Objective: Quote every line as given.

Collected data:
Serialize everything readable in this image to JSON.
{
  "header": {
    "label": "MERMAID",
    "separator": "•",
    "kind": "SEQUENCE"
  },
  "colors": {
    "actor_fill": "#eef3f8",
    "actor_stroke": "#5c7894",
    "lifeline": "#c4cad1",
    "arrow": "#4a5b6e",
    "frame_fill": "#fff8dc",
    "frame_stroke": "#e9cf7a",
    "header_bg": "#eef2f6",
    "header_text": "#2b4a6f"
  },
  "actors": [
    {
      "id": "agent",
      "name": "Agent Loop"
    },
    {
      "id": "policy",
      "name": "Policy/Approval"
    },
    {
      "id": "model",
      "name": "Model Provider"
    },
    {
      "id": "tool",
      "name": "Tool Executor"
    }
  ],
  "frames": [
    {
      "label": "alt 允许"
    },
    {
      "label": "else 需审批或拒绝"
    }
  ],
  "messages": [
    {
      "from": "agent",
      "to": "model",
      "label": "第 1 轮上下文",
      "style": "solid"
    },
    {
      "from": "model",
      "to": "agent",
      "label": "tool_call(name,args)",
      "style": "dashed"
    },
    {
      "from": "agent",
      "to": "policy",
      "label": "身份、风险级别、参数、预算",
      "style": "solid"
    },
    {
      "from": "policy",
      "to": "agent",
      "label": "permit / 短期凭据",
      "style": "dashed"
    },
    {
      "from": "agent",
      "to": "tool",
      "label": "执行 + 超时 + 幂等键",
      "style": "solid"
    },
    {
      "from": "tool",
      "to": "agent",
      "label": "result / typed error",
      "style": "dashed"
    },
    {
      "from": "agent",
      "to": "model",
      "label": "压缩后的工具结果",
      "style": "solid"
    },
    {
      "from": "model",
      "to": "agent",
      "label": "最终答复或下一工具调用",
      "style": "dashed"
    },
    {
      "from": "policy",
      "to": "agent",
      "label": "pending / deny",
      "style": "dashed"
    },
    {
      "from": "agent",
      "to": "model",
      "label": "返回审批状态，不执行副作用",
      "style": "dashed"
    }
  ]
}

Answer to the exercise:
Serialize everything readable in this image to JSON.
{
  "header": {
    "label": "MERMAID",
    "separator": "•",
    "kind": "SEQUENCE"
  },
  "colors": {
    "actor_fill": "#eef3f8",
    "actor_stroke": "#5c7894",
    "lifeline": "#c4cad1",
    "arrow": "#4a5b6e",
    "frame_fill": "#fff8dc",
    "frame_stroke": "#e9cf7a",
    "header_bg": "#eef2f6",
    "header_text": "#2b4a6f"
  },
  "actors": [
    {
      "id": "agent",
      "name": "Agent Loop"
    },
    {
      "id": "policy",
      "name": "Policy/Approval"
    },
    {
      "id": "model",
      "name": "Model Provider"
    },
    {
      "id": "tool",
      "name": "Tool Executor"
    }
  ],
  "frames": [
    {
      "label": "alt 允许"
    },
    {
      "label": "else 需审批或拒绝"
    }
  ],
  "messages": [
    {
      "from": "agent",
      "to": "model",
      "label": "第 1 轮上下文",
      "style": "solid"
    },
    {
      "from": "model",
      "to": "agent",
      "label": "tool_call(name,args)",
      "style": "dashed"
    },
    {
      "from": "agent",
      "to": "policy",
      "label": "身份、风险级别、参数、预算",
      "style": "solid"
    },
    {
      "from": "policy",
      "to": "agent",
      "label": "permit / 短期凭据",
      "style": "dashed"
    },
    {
      "from": "agent",
      "to": "tool",
      "label": "执行 + 超时 + 幂等键",
      "style": "solid"
    },
    {
      "from": "tool",
      "to": "agent",
      "label": "result / typed error",
      "style": "dashed"
    },
    {
      "from": "agent",
      "to": "model",
      "label": "压缩后的工具结果",
      "style": "solid"
    },
    {
      "from": "model",
      "to": "agent",
      "label": "最终答复或下一工具调用",
      "style": "dashed"
    },
    {
      "from": "policy",
      "to": "agent",
      "label": "pending / deny",
      "style": "dashed"
    },
    {
      "from": "agent",
      "to": "model",
      "label": "返回审批状态，不执行副作用",
      "style": "dashed"
    }
  ]
}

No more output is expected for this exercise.